STATED PROBLEM:
Copy out the stored data entries word for word, starting with the first line and stopping after the line that contains "tab-bar: Общая статистика".

Stored data entries
***
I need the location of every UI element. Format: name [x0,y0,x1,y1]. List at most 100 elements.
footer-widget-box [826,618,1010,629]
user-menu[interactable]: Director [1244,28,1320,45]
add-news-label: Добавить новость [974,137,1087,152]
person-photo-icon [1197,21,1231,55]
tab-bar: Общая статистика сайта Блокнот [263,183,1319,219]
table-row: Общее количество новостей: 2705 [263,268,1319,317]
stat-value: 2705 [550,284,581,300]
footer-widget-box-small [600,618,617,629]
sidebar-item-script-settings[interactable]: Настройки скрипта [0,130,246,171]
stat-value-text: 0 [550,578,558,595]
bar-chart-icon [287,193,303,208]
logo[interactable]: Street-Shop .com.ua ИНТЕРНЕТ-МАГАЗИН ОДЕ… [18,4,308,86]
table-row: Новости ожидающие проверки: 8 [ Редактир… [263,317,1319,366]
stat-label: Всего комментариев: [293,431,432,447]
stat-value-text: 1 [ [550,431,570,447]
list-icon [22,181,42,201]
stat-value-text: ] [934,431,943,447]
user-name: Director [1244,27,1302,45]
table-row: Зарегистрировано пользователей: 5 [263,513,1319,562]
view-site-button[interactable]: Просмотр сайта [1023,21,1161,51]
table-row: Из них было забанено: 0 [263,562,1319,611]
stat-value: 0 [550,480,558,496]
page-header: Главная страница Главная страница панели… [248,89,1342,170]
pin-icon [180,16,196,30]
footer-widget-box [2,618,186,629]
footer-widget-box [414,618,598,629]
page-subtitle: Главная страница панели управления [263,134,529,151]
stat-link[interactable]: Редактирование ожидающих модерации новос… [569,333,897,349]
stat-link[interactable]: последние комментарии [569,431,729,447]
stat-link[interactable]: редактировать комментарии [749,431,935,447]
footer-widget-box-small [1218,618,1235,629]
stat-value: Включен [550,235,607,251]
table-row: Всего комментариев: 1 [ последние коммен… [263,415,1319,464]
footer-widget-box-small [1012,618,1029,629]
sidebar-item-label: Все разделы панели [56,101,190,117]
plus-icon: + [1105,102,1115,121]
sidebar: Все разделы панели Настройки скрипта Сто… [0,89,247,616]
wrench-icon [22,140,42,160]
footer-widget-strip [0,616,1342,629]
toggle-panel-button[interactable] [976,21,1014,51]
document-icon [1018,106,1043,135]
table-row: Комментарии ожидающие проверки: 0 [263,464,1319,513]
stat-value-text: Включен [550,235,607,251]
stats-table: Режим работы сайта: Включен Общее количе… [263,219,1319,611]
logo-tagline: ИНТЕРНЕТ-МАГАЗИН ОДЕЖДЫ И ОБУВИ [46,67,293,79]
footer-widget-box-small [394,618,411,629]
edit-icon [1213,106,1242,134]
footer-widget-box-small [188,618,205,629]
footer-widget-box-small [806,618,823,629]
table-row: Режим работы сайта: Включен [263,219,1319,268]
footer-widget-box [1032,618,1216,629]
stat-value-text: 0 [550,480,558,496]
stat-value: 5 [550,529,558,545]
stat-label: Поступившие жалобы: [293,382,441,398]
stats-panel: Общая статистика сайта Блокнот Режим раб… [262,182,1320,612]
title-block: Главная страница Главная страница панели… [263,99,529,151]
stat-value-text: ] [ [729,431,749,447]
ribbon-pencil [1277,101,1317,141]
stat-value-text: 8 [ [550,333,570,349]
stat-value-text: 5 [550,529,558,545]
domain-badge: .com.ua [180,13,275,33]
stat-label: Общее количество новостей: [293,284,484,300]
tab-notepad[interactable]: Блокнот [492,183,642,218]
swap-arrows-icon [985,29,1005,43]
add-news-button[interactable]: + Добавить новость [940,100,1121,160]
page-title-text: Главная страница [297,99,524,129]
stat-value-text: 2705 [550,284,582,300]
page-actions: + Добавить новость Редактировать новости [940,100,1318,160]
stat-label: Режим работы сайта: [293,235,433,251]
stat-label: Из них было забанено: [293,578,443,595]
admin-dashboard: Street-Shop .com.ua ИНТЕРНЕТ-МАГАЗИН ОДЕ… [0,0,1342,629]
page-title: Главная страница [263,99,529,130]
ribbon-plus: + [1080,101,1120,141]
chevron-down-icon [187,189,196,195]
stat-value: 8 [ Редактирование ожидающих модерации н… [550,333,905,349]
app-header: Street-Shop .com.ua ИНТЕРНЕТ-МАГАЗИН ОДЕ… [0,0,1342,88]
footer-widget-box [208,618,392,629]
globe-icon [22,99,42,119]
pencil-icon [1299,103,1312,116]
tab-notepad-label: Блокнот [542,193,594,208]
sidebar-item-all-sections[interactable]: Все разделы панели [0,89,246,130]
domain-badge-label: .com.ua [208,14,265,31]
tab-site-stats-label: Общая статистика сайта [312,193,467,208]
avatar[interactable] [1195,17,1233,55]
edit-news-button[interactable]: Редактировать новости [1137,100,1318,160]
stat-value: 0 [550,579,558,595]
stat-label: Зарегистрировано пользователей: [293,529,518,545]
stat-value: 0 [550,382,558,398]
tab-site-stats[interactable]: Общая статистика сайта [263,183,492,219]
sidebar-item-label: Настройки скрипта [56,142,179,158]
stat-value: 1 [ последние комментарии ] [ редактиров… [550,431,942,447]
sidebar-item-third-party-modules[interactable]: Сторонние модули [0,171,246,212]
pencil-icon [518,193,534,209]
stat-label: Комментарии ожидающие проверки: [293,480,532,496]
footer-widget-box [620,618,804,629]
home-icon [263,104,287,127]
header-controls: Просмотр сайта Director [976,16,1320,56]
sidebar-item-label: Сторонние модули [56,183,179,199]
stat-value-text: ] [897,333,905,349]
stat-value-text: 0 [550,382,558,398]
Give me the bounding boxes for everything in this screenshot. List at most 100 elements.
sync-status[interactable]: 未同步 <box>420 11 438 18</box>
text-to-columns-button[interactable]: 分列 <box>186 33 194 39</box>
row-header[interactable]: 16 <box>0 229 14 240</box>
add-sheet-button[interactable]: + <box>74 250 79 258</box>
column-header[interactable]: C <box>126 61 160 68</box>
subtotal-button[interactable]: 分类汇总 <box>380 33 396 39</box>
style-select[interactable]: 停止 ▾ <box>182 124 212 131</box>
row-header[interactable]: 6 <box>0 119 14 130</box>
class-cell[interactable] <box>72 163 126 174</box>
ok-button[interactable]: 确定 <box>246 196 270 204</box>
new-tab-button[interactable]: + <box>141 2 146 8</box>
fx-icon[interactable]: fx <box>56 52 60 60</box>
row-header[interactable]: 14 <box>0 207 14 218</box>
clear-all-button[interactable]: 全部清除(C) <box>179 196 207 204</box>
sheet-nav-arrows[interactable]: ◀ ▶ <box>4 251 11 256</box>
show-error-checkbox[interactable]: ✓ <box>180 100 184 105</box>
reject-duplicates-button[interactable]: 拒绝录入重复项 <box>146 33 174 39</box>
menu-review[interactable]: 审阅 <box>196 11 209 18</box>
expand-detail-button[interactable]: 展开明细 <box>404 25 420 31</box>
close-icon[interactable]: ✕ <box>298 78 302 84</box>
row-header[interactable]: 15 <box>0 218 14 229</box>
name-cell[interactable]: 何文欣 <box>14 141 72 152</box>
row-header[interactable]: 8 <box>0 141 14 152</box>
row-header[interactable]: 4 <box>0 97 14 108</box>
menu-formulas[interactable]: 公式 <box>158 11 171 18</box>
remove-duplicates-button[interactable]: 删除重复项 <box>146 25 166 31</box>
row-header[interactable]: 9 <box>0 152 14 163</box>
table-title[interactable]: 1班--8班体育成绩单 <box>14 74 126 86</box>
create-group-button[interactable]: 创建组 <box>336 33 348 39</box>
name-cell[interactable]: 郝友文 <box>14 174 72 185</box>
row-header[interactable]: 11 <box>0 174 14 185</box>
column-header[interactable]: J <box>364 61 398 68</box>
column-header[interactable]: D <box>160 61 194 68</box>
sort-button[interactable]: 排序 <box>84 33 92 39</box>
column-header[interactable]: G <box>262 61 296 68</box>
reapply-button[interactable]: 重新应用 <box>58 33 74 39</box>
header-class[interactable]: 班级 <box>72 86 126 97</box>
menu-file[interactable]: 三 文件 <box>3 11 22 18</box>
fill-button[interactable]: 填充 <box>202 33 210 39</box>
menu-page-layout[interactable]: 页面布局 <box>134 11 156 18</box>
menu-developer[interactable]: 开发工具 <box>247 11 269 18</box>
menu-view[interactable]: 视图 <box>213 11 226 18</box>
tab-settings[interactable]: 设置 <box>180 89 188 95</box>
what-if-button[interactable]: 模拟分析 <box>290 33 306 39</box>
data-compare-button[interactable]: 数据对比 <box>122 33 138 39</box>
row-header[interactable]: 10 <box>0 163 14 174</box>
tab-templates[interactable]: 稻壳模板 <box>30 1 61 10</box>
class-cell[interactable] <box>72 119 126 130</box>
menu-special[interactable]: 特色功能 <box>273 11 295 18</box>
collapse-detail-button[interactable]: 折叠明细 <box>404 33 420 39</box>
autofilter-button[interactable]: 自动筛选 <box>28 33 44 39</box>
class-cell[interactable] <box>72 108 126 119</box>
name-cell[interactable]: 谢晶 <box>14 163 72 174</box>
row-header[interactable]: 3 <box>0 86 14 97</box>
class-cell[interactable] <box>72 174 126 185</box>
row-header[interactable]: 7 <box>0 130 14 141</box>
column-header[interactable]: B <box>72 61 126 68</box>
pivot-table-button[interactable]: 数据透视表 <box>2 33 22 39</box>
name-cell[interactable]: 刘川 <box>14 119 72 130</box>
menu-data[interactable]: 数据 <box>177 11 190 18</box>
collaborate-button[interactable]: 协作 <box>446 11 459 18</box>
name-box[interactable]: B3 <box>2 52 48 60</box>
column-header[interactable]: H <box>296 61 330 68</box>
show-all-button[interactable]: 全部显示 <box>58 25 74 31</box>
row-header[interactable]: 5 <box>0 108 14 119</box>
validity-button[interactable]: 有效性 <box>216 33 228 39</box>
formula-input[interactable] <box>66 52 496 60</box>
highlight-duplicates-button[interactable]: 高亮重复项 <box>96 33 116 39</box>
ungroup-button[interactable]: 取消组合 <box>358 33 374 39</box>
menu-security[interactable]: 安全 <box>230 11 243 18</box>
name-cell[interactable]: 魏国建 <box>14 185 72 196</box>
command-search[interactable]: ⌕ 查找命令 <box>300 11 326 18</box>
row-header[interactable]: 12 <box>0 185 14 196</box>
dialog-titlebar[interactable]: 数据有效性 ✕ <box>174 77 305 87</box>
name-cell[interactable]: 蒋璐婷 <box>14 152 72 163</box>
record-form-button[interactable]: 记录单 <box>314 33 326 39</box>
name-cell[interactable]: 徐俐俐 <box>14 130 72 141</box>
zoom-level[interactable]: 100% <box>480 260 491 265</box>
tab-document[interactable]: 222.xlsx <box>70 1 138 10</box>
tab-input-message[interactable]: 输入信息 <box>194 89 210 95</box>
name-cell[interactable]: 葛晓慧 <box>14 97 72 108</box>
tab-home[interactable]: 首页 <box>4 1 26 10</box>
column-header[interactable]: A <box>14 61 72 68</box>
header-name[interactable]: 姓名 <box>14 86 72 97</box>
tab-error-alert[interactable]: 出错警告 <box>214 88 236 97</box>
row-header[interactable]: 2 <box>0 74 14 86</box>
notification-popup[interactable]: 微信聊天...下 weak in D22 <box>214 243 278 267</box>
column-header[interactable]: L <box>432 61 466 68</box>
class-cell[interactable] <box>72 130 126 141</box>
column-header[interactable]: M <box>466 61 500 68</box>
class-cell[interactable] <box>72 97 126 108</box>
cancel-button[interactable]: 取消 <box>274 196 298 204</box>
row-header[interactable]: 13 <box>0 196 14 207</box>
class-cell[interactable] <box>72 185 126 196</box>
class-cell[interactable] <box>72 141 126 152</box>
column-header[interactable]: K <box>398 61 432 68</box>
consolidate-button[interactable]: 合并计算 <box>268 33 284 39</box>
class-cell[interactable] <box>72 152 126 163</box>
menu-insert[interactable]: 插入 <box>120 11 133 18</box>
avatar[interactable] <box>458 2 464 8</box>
***
REPLY TO THE TASK:
I need the location of every UI element. Format: name [x0,y0,x1,y1]. List at most 100 elements.
footer-widget-box [826,618,1010,629]
user-menu[interactable]: Director [1244,28,1320,45]
add-news-label: Добавить новость [974,137,1087,152]
person-photo-icon [1197,21,1231,55]
tab-bar: Общая статистика сайта Блокнот [263,183,1319,219]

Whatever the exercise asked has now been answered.